[Lines of data]
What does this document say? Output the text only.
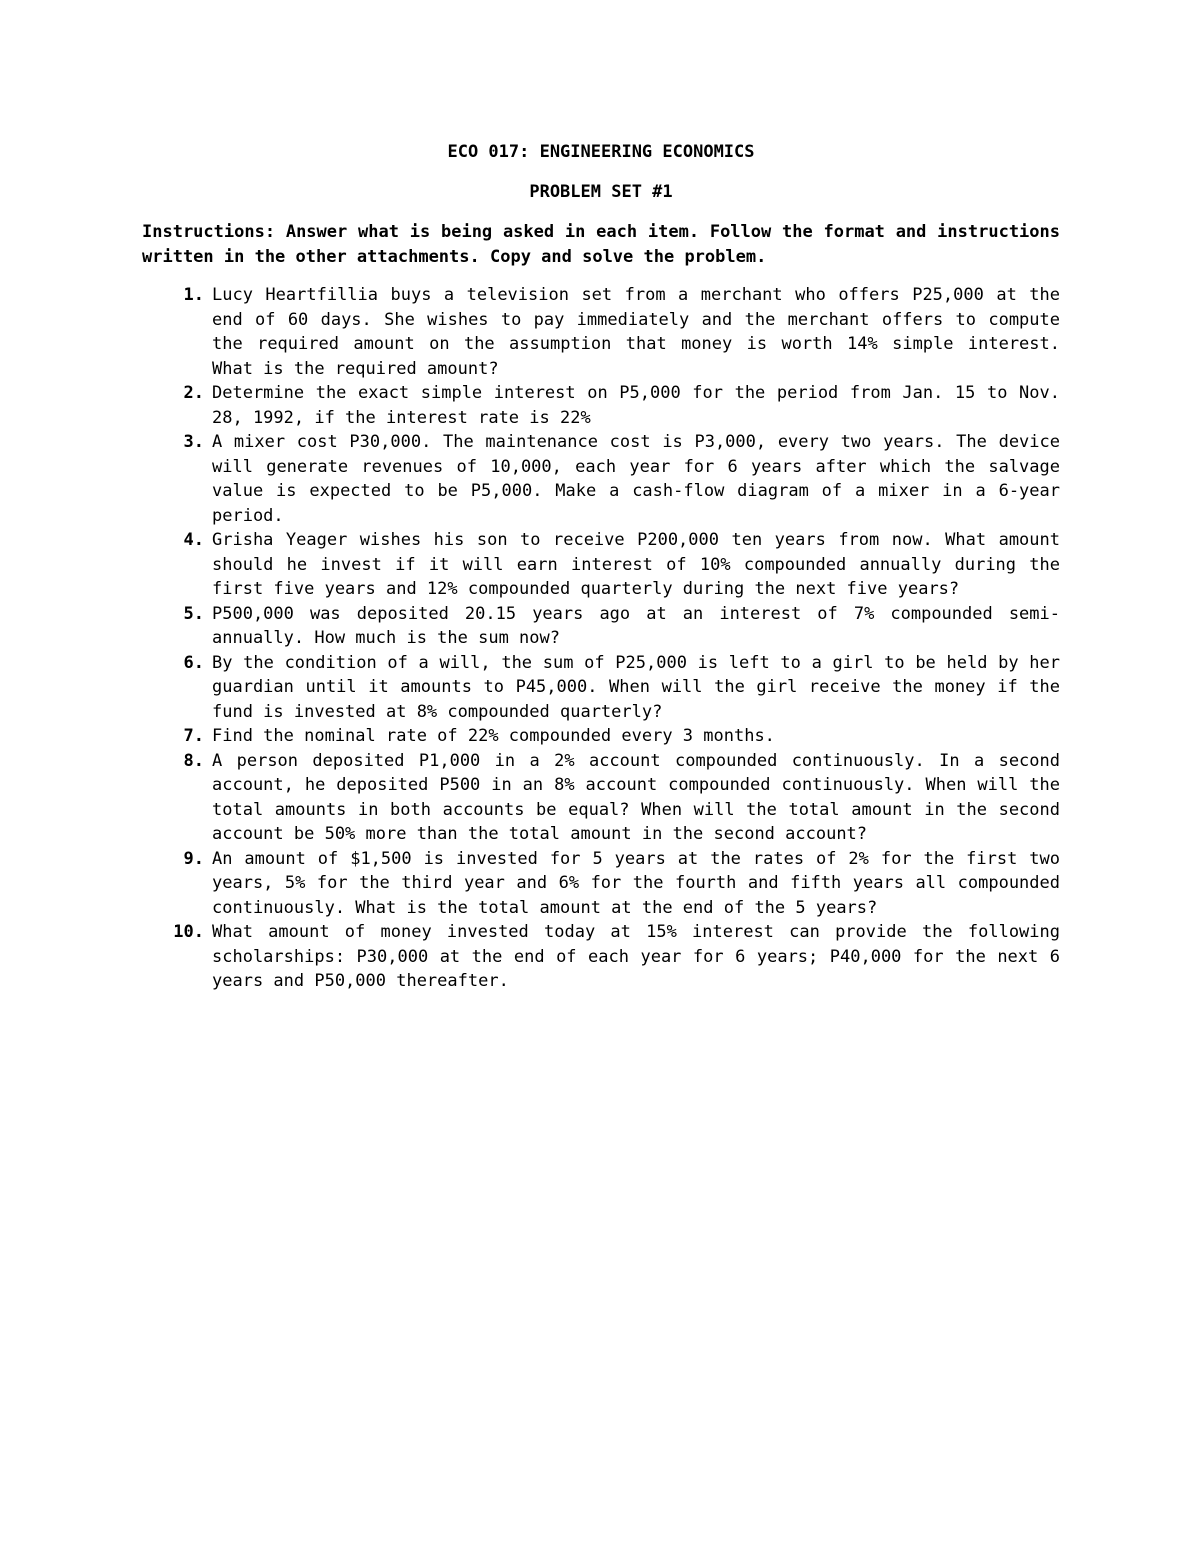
ECO 017: ENGINEERING ECONOMICS

PROBLEM SET #1

Instructions: Answer what is being asked in each item. Follow the format and instructions written in the other attachments. Copy and solve the problem.

1. Lucy Heartfillia buys a television set from a merchant who offers P25,000 at the end of 60 days. She wishes to pay immediately and the merchant offers to compute the required amount on the assumption that money is worth 14% simple interest. What is the required amount?
2. Determine the exact simple interest on P5,000 for the period from Jan. 15 to Nov. 28, 1992, if the interest rate is 22%
3. A mixer cost P30,000. The maintenance cost is P3,000, every two years. The device will generate revenues of 10,000, each year for 6 years after which the salvage value is expected to be P5,000. Make a cash-flow diagram of a mixer in a 6-year period.
4. Grisha Yeager wishes his son to receive P200,000 ten years from now. What amount should he invest if it will earn interest of 10% compounded annually during the first five years and 12% compounded quarterly during the next five years?
5. P500,000 was deposited 20.15 years ago at an interest of 7% compounded semi-annually. How much is the sum now?
6. By the condition of a will, the sum of P25,000 is left to a girl to be held by her guardian until it amounts to P45,000. When will the girl receive the money if the fund is invested at 8% compounded quarterly?
7. Find the nominal rate of 22% compounded every 3 months.
8. A person deposited P1,000 in a 2% account compounded continuously. In a second account, he deposited P500 in an 8% account compounded continuously. When will the total amounts in both accounts be equal? When will the total amount in the second account be 50% more than the total amount in the second account?
9. An amount of $1,500 is invested for 5 years at the rates of 2% for the first two years, 5% for the third year and 6% for the fourth and fifth years all compounded continuously. What is the total amount at the end of the 5 years?
10. What amount of money invested today at 15% interest can provide the following scholarships: P30,000 at the end of each year for 6 years; P40,000 for the next 6 years and P50,000 thereafter.
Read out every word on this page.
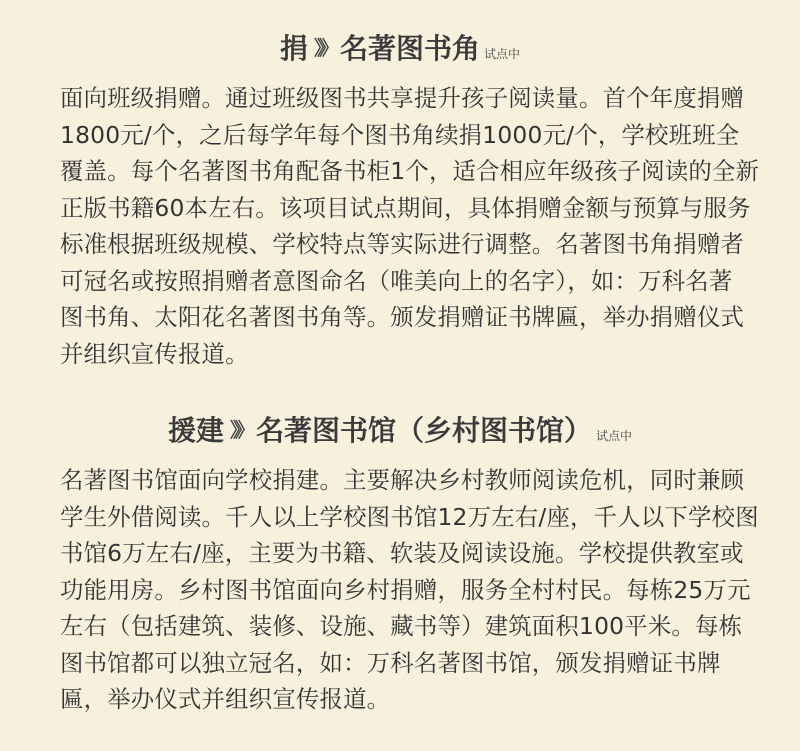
捐 》》 名著图书角 试点中
面向班级捐赠。通过班级图书共享提升孩子阅读量。首个年度捐赠
1800元/个，之后每学年每个图书角续捐1000元/个，学校班班全
覆盖。每个名著图书角配备书柜1个，适合相应年级孩子阅读的全新
正版书籍60本左右。该项目试点期间，具体捐赠金额与预算与服务
标准根据班级规模、学校特点等实际进行调整。名著图书角捐赠者
可冠名或按照捐赠者意图命名（唯美向上的名字），如：万科名著
图书角、太阳花名著图书角等。颁发捐赠证书牌匾，举办捐赠仪式
并组织宣传报道。
援建 》》 名著图书馆（乡村图书馆） 试点中
名著图书馆面向学校捐建。主要解决乡村教师阅读危机，同时兼顾
学生外借阅读。千人以上学校图书馆12万左右/座，千人以下学校图
书馆6万左右/座，主要为书籍、软装及阅读设施。学校提供教室或
功能用房。乡村图书馆面向乡村捐赠，服务全村村民。每栋25万元
左右（包括建筑、装修、设施、藏书等）建筑面积100平米。每栋
图书馆都可以独立冠名，如：万科名著图书馆，颁发捐赠证书牌
匾，举办仪式并组织宣传报道。
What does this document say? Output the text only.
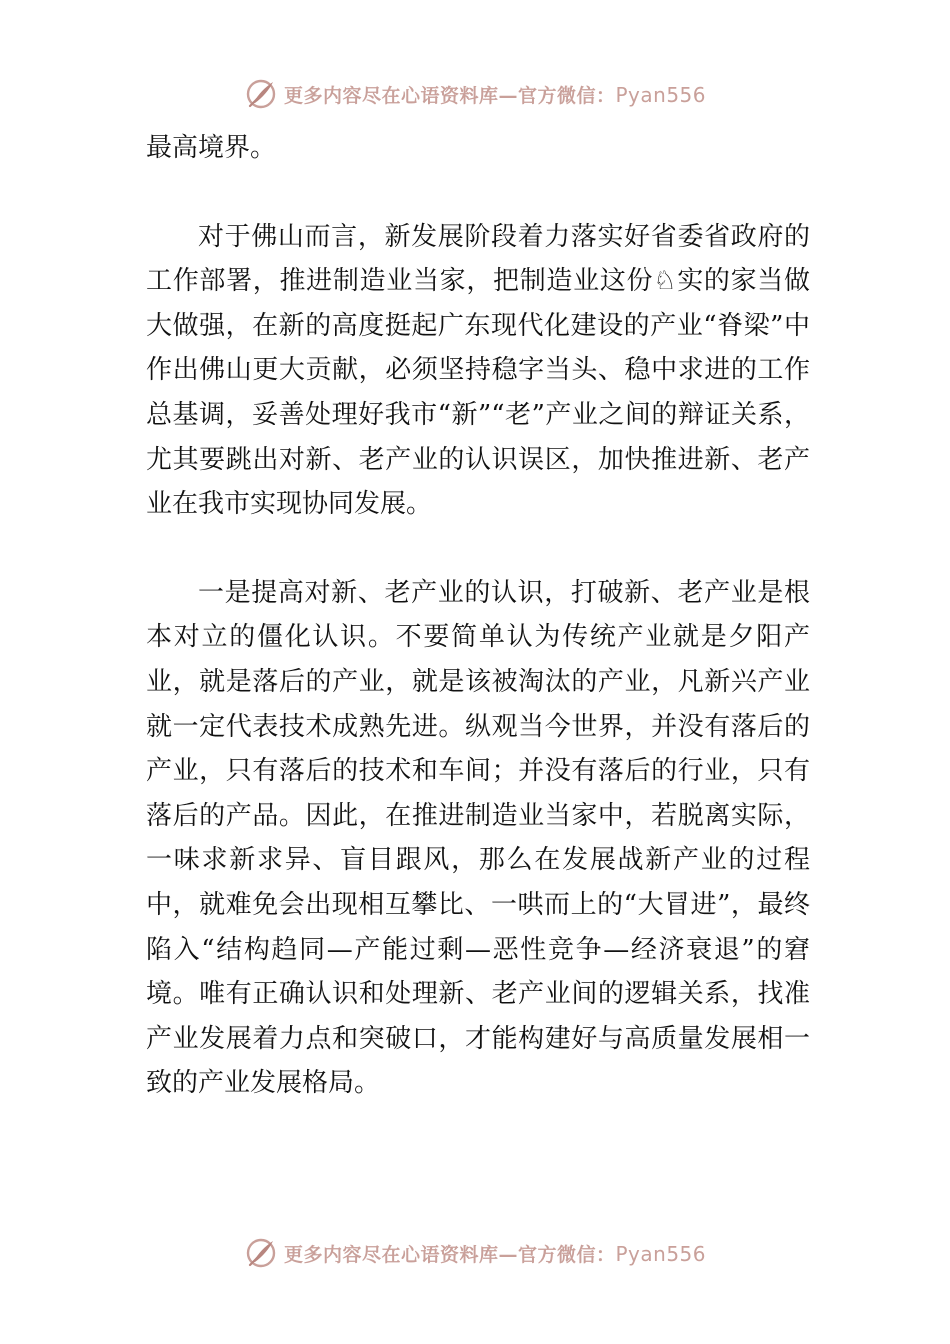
更多内容尽在心语资料库—官方微信：Pyan556

最高境界。

对于佛山而言，新发展阶段着力落实好省委省政府的工作部署，推进制造业当家，把制造业这份♘实的家当做大做强，在新的高度挺起广东现代化建设的产业“脊梁”中作出佛山更大贡献，必须坚持稳字当头、稳中求进的工作总基调，妥善处理好我市“新”“老”产业之间的辩证关系，尤其要跳出对新、老产业的认识误区，加快推进新、老产业在我市实现协同发展。

一是提高对新、老产业的认识，打破新、老产业是根本对立的僵化认识。不要简单认为传统产业就是夕阳产业，就是落后的产业，就是该被淘汰的产业，凡新兴产业就一定代表技术成熟先进。纵观当今世界，并没有落后的产业，只有落后的技术和车间；并没有落后的行业，只有落后的产品。因此，在推进制造业当家中，若脱离实际，一味求新求异、盲目跟风，那么在发展战新产业的过程中，就难免会出现相互攀比、一哄而上的“大冒进”，最终陷入“结构趋同—产能过剩—恶性竞争—经济衰退”的窘境。唯有正确认识和处理新、老产业间的逻辑关系，找准产业发展着力点和突破口，才能构建好与高质量发展相一致的产业发展格局。

更多内容尽在心语资料库—官方微信：Pyan556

§ **Your goal**: Reproduce the records above exactly, leaving out every picture they contain.

§ **Answer to the exercise**:
What does this document say? Output the text only.
ECO 017: ENGINEERING ECONOMICS

PROBLEM SET #1

Instructions: Answer what is being asked in each item. Follow the format and instructions written in the other attachments. Copy and solve the problem.

1. Lucy Heartfillia buys a television set from a merchant who offers P25,000 at the end of 60 days. She wishes to pay immediately and the merchant offers to compute the required amount on the assumption that money is worth 14% simple interest. What is the required amount?
2. Determine the exact simple interest on P5,000 for the period from Jan. 15 to Nov. 28, 1992, if the interest rate is 22%
3. A mixer cost P30,000. The maintenance cost is P3,000, every two years. The device will generate revenues of 10,000, each year for 6 years after which the salvage value is expected to be P5,000. Make a cash-flow diagram of a mixer in a 6-year period.
4. Grisha Yeager wishes his son to receive P200,000 ten years from now. What amount should he invest if it will earn interest of 10% compounded annually during the first five years and 12% compounded quarterly during the next five years?
5. P500,000 was deposited 20.15 years ago at an interest of 7% compounded semi-annually. How much is the sum now?
6. By the condition of a will, the sum of P25,000 is left to a girl to be held by her guardian until it amounts to P45,000. When will the girl receive the money if the fund is invested at 8% compounded quarterly?
7. Find the nominal rate of 22% compounded every 3 months.
8. A person deposited P1,000 in a 2% account compounded continuously. In a second account, he deposited P500 in an 8% account compounded continuously. When will the total amounts in both accounts be equal? When will the total amount in the second account be 50% more than the total amount in the second account?
9. An amount of $1,500 is invested for 5 years at the rates of 2% for the first two years, 5% for the third year and 6% for the fourth and fifth years all compounded continuously. What is the total amount at the end of the 5 years?
10. What amount of money invested today at 15% interest can provide the following scholarships: P30,000 at the end of each year for 6 years; P40,000 for the next 6 years and P50,000 thereafter.
Read out every word on this page.
捐 》》 名著图书角 试点中
面向班级捐赠。通过班级图书共享提升孩子阅读量。首个年度捐赠
1800元/个，之后每学年每个图书角续捐1000元/个，学校班班全
覆盖。每个名著图书角配备书柜1个，适合相应年级孩子阅读的全新
正版书籍60本左右。该项目试点期间，具体捐赠金额与预算与服务
标准根据班级规模、学校特点等实际进行调整。名著图书角捐赠者
可冠名或按照捐赠者意图命名（唯美向上的名字），如：万科名著
图书角、太阳花名著图书角等。颁发捐赠证书牌匾，举办捐赠仪式
并组织宣传报道。
援建 》》 名著图书馆（乡村图书馆） 试点中
名著图书馆面向学校捐建。主要解决乡村教师阅读危机，同时兼顾
学生外借阅读。千人以上学校图书馆12万左右/座，千人以下学校图
书馆6万左右/座，主要为书籍、软装及阅读设施。学校提供教室或
功能用房。乡村图书馆面向乡村捐赠，服务全村村民。每栋25万元
左右（包括建筑、装修、设施、藏书等）建筑面积100平米。每栋
图书馆都可以独立冠名，如：万科名著图书馆，颁发捐赠证书牌
匾，举办仪式并组织宣传报道。
What does this document say? Output the text only.
更多内容尽在心语资料库—官方微信：Pyan556

最高境界。

对于佛山而言，新发展阶段着力落实好省委省政府的工作部署，推进制造业当家，把制造业这份♘实的家当做大做强，在新的高度挺起广东现代化建设的产业“脊梁”中作出佛山更大贡献，必须坚持稳字当头、稳中求进的工作总基调，妥善处理好我市“新”“老”产业之间的辩证关系，尤其要跳出对新、老产业的认识误区，加快推进新、老产业在我市实现协同发展。

一是提高对新、老产业的认识，打破新、老产业是根本对立的僵化认识。不要简单认为传统产业就是夕阳产业，就是落后的产业，就是该被淘汰的产业，凡新兴产业就一定代表技术成熟先进。纵观当今世界，并没有落后的产业，只有落后的技术和车间；并没有落后的行业，只有落后的产品。因此，在推进制造业当家中，若脱离实际，一味求新求异、盲目跟风，那么在发展战新产业的过程中，就难免会出现相互攀比、一哄而上的“大冒进”，最终陷入“结构趋同—产能过剩—恶性竞争—经济衰退”的窘境。唯有正确认识和处理新、老产业间的逻辑关系，找准产业发展着力点和突破口，才能构建好与高质量发展相一致的产业发展格局。

更多内容尽在心语资料库—官方微信：Pyan556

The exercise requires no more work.